§ Record set:
************

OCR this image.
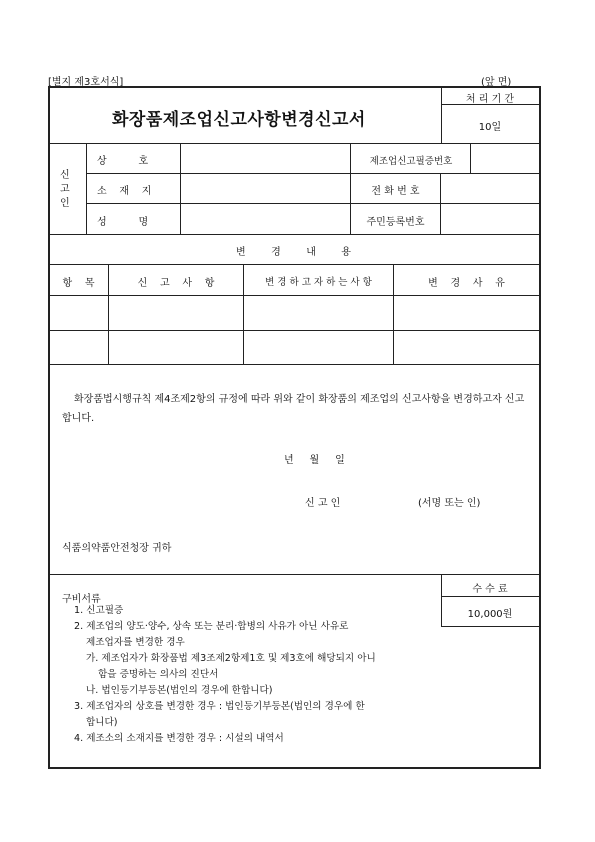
[별지 제3호서식]	(앞 면)
화장품제조업신고사항변경신고서
처 리 기 간
10일
신
고
인
상          호	제조업신고필증번호
소    재    지	전 화 번 호
성          명	주민등록번호
변        경        내        용
항    목	신    고    사    항	변 경 하 고 자 하 는 사 항	변    경    사    유
화장품법시행규칙 제4조제2항의 규정에 따라 위와 같이 화장품의 제조업의 신고사항을 변경하고자 신고합니다.
년     월     일
신 고 인	(서명 또는 인)
식품의약품안전청장 귀하
수 수 료
10,000원
구비서류
1. 신고필증
2. 제조업의 양도·양수, 상속 또는 분리·합병의 사유가 아닌 사유로
제조업자를 변경한 경우
가. 제조업자가 화장품법 제3조제2항제1호 및 제3호에 해당되지 아니
함을 증명하는 의사의 진단서
나. 법인등기부등본(법인의 경우에 한합니다)
3. 제조업자의 상호를 변경한 경우 : 법인등기부등본(법인의 경우에 한
합니다)
4. 제조소의 소재지를 변경한 경우 : 시설의 내역서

************

Quote every record above exactly, leaving out any pictures.

OCR this image.
[별지 제3호서식]	(앞 면)
화장품제조업신고사항변경신고서
처 리 기 간
10일
신
고
인
상          호	제조업신고필증번호
소    재    지	전 화 번 호
성          명	주민등록번호
변        경        내        용
항    목	신    고    사    항	변 경 하 고 자 하 는 사 항	변    경    사    유
화장품법시행규칙 제4조제2항의 규정에 따라 위와 같이 화장품의 제조업의 신고사항을 변경하고자 신고합니다.
년     월     일
신 고 인	(서명 또는 인)
식품의약품안전청장 귀하
수 수 료
10,000원
구비서류
1. 신고필증
2. 제조업의 양도·양수, 상속 또는 분리·합병의 사유가 아닌 사유로
제조업자를 변경한 경우
가. 제조업자가 화장품법 제3조제2항제1호 및 제3호에 해당되지 아니
함을 증명하는 의사의 진단서
나. 법인등기부등본(법인의 경우에 한합니다)
3. 제조업자의 상호를 변경한 경우 : 법인등기부등본(법인의 경우에 한
합니다)
4. 제조소의 소재지를 변경한 경우 : 시설의 내역서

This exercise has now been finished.